[Data extracted from a collection]
————
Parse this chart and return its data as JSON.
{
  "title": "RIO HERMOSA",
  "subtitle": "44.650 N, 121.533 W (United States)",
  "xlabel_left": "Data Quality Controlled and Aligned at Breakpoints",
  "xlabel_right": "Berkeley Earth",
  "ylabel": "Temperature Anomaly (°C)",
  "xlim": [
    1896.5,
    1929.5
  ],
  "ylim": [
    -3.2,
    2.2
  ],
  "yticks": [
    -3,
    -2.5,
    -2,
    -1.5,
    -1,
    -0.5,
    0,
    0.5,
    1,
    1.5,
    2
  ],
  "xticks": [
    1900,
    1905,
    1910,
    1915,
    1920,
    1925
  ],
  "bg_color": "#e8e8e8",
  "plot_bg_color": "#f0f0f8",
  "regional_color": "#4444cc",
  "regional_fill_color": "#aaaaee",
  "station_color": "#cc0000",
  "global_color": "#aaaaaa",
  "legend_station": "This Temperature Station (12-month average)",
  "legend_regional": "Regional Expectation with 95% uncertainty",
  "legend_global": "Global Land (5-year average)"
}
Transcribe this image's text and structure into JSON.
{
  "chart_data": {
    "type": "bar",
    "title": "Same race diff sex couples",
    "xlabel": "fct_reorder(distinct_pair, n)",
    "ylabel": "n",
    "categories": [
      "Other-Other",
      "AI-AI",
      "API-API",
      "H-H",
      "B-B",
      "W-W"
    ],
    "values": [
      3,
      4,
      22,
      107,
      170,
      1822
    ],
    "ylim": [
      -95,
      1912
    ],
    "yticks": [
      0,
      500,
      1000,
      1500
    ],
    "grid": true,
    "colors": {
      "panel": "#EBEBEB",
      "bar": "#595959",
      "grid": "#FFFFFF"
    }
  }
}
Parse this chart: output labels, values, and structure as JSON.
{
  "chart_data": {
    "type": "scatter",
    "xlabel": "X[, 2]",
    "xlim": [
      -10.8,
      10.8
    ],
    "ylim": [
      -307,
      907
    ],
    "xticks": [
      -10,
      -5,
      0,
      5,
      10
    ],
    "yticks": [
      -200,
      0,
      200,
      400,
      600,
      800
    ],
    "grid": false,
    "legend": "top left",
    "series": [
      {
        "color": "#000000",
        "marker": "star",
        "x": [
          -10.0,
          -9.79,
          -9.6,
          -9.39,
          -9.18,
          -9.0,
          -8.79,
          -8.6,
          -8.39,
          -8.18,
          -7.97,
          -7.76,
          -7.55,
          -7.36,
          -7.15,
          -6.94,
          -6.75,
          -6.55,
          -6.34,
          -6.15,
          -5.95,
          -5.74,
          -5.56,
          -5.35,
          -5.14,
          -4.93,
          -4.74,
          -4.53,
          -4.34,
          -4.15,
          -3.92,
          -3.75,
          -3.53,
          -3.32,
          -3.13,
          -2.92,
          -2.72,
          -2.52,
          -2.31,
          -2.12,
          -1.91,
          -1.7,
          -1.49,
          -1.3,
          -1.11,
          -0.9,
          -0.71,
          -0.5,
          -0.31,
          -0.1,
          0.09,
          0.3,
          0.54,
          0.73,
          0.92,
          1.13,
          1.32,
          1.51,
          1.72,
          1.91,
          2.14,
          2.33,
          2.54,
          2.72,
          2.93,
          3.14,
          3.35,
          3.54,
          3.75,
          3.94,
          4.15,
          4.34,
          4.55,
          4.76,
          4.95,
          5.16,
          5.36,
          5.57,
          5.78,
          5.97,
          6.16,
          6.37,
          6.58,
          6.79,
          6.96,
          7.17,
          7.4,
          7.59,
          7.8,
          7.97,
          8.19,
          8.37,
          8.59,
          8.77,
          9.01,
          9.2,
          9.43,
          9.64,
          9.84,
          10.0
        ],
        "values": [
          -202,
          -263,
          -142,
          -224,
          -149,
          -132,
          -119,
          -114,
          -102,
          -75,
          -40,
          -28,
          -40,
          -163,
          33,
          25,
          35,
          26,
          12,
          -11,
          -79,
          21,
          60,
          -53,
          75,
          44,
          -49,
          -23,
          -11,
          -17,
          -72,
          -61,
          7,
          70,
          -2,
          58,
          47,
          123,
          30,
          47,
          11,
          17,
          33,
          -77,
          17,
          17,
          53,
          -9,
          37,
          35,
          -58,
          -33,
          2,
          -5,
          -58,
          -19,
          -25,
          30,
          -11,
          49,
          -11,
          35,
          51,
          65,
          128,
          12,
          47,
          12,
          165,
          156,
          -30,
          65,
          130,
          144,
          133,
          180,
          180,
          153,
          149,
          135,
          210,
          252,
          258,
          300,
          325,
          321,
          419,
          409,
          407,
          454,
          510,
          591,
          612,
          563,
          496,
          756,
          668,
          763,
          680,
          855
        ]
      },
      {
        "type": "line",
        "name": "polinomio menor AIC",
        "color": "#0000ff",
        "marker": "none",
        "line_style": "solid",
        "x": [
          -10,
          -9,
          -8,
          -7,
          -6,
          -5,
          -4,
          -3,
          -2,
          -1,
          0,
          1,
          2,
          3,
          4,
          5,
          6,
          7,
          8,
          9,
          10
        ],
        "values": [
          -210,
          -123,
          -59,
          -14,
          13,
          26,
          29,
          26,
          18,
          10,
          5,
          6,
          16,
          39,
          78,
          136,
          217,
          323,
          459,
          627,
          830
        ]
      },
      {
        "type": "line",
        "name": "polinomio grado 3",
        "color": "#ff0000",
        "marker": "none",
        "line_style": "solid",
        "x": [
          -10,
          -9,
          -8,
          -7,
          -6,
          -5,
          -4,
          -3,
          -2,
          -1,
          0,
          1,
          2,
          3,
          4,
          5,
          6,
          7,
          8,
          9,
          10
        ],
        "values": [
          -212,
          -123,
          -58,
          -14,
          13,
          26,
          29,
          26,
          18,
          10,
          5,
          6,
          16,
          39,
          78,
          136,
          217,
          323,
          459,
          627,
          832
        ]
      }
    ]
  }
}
————
_EXERCISE TASK_: Lines that hold the word "average" are the ones to return, every one of them.

_RESPONSE TO THIS EXERCISE_:
  "legend_station": "This Temperature Station (12-month average)",
  "legend_global": "Global Land (5-year average)"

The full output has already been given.